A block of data
* Begin *

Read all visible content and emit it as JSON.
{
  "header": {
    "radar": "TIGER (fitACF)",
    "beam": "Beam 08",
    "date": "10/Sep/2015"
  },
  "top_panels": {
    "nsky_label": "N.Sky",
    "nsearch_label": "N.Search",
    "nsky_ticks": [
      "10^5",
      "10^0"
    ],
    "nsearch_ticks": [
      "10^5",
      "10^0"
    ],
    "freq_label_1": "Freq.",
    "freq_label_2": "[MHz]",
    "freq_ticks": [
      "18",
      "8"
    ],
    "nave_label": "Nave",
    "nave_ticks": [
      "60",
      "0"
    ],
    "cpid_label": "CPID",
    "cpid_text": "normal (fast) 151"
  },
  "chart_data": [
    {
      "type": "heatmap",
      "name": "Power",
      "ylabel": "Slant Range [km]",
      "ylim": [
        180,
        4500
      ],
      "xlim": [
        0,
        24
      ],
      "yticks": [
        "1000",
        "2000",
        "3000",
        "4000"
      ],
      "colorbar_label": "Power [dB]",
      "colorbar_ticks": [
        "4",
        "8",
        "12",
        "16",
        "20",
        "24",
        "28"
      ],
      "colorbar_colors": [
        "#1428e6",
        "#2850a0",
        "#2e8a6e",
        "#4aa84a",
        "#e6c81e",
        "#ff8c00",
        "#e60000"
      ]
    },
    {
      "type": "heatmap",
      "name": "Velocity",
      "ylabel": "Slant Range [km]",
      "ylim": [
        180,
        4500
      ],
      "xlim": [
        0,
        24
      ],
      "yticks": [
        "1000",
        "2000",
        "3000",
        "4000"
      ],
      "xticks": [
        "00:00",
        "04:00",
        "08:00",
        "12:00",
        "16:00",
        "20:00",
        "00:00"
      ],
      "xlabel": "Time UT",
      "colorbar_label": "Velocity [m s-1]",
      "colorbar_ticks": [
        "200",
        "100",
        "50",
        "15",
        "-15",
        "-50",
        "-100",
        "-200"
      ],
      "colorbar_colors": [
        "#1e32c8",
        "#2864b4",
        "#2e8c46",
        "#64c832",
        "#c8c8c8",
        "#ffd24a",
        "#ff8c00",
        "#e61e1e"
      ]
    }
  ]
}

* End *

Exercise details -> The records above must be repeated exactly, every one of them.

Correct response ->
Read all visible content and emit it as JSON.
{
  "header": {
    "radar": "TIGER (fitACF)",
    "beam": "Beam 08",
    "date": "10/Sep/2015"
  },
  "top_panels": {
    "nsky_label": "N.Sky",
    "nsearch_label": "N.Search",
    "nsky_ticks": [
      "10^5",
      "10^0"
    ],
    "nsearch_ticks": [
      "10^5",
      "10^0"
    ],
    "freq_label_1": "Freq.",
    "freq_label_2": "[MHz]",
    "freq_ticks": [
      "18",
      "8"
    ],
    "nave_label": "Nave",
    "nave_ticks": [
      "60",
      "0"
    ],
    "cpid_label": "CPID",
    "cpid_text": "normal (fast) 151"
  },
  "chart_data": [
    {
      "type": "heatmap",
      "name": "Power",
      "ylabel": "Slant Range [km]",
      "ylim": [
        180,
        4500
      ],
      "xlim": [
        0,
        24
      ],
      "yticks": [
        "1000",
        "2000",
        "3000",
        "4000"
      ],
      "colorbar_label": "Power [dB]",
      "colorbar_ticks": [
        "4",
        "8",
        "12",
        "16",
        "20",
        "24",
        "28"
      ],
      "colorbar_colors": [
        "#1428e6",
        "#2850a0",
        "#2e8a6e",
        "#4aa84a",
        "#e6c81e",
        "#ff8c00",
        "#e60000"
      ]
    },
    {
      "type": "heatmap",
      "name": "Velocity",
      "ylabel": "Slant Range [km]",
      "ylim": [
        180,
        4500
      ],
      "xlim": [
        0,
        24
      ],
      "yticks": [
        "1000",
        "2000",
        "3000",
        "4000"
      ],
      "xticks": [
        "00:00",
        "04:00",
        "08:00",
        "12:00",
        "16:00",
        "20:00",
        "00:00"
      ],
      "xlabel": "Time UT",
      "colorbar_label": "Velocity [m s-1]",
      "colorbar_ticks": [
        "200",
        "100",
        "50",
        "15",
        "-15",
        "-50",
        "-100",
        "-200"
      ],
      "colorbar_colors": [
        "#1e32c8",
        "#2864b4",
        "#2e8c46",
        "#64c832",
        "#c8c8c8",
        "#ffd24a",
        "#ff8c00",
        "#e61e1e"
      ]
    }
  ]
}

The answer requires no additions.